WORK INSTRUCTIONS :: Extract, from the records beneath this instruction, each line that contains the word "ΛΕΜΕΣΟΥ".
# # # # #
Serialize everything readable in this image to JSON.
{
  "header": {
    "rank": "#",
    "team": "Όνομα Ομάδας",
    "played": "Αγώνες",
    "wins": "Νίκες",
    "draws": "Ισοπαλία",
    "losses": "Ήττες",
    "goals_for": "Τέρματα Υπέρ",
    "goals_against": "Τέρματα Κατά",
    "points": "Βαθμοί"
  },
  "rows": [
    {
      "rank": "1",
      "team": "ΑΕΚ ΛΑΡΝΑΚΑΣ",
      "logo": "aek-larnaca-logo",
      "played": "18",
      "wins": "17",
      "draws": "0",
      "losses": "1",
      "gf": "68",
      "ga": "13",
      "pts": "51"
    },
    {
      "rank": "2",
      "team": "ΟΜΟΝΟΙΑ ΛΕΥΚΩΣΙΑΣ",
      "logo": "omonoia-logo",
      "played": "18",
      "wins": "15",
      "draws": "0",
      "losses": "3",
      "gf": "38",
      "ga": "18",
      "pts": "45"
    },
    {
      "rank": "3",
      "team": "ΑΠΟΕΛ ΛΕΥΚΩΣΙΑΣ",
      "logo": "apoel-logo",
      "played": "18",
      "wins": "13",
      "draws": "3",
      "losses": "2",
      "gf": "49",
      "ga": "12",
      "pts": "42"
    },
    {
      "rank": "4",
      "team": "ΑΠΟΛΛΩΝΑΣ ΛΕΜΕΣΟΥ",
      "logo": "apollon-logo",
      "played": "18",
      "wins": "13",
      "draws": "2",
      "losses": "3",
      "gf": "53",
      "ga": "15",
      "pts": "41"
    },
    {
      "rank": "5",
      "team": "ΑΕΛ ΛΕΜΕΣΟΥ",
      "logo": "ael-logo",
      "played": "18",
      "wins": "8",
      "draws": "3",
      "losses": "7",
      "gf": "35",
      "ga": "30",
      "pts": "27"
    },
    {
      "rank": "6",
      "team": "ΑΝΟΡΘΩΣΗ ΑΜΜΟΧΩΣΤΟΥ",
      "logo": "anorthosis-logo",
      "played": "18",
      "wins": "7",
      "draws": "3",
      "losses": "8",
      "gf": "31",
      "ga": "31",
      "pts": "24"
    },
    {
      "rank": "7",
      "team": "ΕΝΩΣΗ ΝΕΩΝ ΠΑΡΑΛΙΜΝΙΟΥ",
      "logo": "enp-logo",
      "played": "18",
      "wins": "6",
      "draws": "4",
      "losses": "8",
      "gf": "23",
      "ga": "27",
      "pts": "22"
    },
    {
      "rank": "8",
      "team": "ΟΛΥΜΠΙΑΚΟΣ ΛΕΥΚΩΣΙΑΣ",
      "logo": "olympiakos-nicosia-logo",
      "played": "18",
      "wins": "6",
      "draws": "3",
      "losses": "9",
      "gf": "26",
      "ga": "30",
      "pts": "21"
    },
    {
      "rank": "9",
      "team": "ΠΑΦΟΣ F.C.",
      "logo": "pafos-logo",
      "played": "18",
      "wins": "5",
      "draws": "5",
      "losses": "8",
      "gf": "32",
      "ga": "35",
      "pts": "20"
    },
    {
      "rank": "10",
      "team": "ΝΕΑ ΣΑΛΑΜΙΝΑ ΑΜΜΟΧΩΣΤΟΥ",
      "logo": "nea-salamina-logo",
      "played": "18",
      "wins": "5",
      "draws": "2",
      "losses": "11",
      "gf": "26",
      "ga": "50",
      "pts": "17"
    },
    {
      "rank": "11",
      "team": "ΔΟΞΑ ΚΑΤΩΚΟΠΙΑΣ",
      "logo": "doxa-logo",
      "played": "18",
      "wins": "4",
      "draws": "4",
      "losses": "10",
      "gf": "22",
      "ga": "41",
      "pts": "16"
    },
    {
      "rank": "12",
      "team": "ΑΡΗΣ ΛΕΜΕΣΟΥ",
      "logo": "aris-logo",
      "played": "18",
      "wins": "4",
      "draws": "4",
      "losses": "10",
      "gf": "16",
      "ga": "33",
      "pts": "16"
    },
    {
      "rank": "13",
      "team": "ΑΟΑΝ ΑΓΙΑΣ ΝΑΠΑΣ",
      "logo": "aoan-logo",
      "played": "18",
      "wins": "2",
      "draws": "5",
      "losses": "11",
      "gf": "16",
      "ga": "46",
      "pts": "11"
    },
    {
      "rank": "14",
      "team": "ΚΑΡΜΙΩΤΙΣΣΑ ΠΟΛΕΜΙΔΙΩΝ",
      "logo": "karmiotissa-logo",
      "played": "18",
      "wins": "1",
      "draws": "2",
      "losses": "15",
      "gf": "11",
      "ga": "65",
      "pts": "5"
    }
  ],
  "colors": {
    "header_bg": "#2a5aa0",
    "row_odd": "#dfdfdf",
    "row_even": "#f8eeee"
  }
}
# # # # #
RESPONSE TO THIS TASK ::
      "team": "ΑΠΟΛΛΩΝΑΣ ΛΕΜΕΣΟΥ",
      "team": "ΑΕΛ ΛΕΜΕΣΟΥ",
      "team": "ΑΡΗΣ ΛΕΜΕΣΟΥ",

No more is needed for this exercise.